— start of SUPPLIED INFORMATION —
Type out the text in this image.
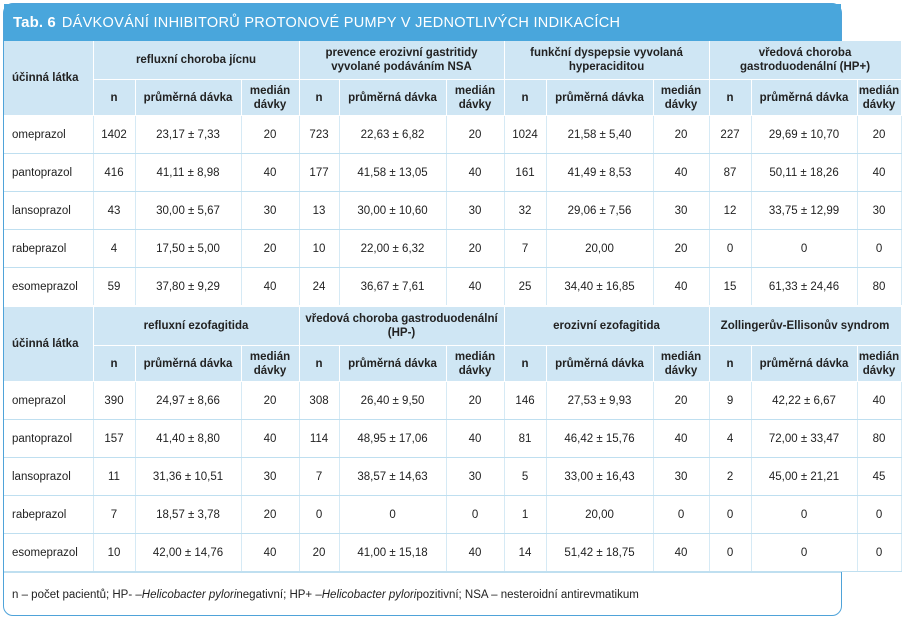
Tab. 6 DÁVKOVÁNÍ INHIBITORŮ PROTONOVÉ PUMPY V JEDNOTLIVÝCH INDIKACÍCH
účinná látka	refluxní choroba jícnu			prevence erozivní gastritidy vyvolané podáváním NSA			funkční dyspepsie vyvolaná hyperaciditou			vředová choroba gastroduodenální (HP+)		
	n	průměrná dávka	medián dávky	n	průměrná dávka	medián dávky	n	průměrná dávka	medián dávky	n	průměrná dávka	medián dávky
omeprazol	1402	23,17 ± 7,33	20	723	22,63 ± 6,82	20	1024	21,58 ± 5,40	20	227	29,69 ± 10,70	20
pantoprazol	416	41,11 ± 8,98	40	177	41,58 ± 13,05	40	161	41,49 ± 8,53	40	87	50,11 ± 18,26	40
lansoprazol	43	30,00 ± 5,67	30	13	30,00 ± 10,60	30	32	29,06 ± 7,56	30	12	33,75 ± 12,99	30
rabeprazol	4	17,50 ± 5,00	20	10	22,00 ± 6,32	20	7	20,00	20	0	0	0
esomeprazol	59	37,80 ± 9,29	40	24	36,67 ± 7,61	40	25	34,40 ± 16,85	40	15	61,33 ± 24,46	80
účinná látka	refluxní ezofagitida			vředová choroba gastroduodenální (HP-)			erozivní ezofagitida			Zollingerův-Ellisonův syndrom		
	n	průměrná dávka	medián dávky	n	průměrná dávka	medián dávky	n	průměrná dávka	medián dávky	n	průměrná dávka	medián dávky
omeprazol	390	24,97 ± 8,66	20	308	26,40 ± 9,50	20	146	27,53 ± 9,93	20	9	42,22 ± 6,67	40
pantoprazol	157	41,40 ± 8,80	40	114	48,95 ± 17,06	40	81	46,42 ± 15,76	40	4	72,00 ± 33,47	80
lansoprazol	11	31,36 ± 10,51	30	7	38,57 ± 14,63	30	5	33,00 ± 16,43	30	2	45,00 ± 21,21	45
rabeprazol	7	18,57 ± 3,78	20	0	0	0	1	20,00	0	0	0	0
esomeprazol	10	42,00 ± 14,76	40	20	41,00 ± 15,18	40	14	51,42 ± 18,75	40	0	0	0
n – počet pacientů; HP- – Helicobacter pylori negativní; HP+ – Helicobacter pylori pozitivní; NSA – nesteroidní antirevmatikum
— end of SUPPLIED INFORMATION —
_STATED GOAL_: Look through the entries above; copy each line where the string "lansoprazol" appears.

_WRITTEN ANSWER_:
lansoprazol	43	30,00 ± 5,67	30	13	30,00 ± 10,60	30	32	29,06 ± 7,56	30	12	33,75 ± 12,99	30
lansoprazol	11	31,36 ± 10,51	30	7	38,57 ± 14,63	30	5	33,00 ± 16,43	30	2	45,00 ± 21,21	45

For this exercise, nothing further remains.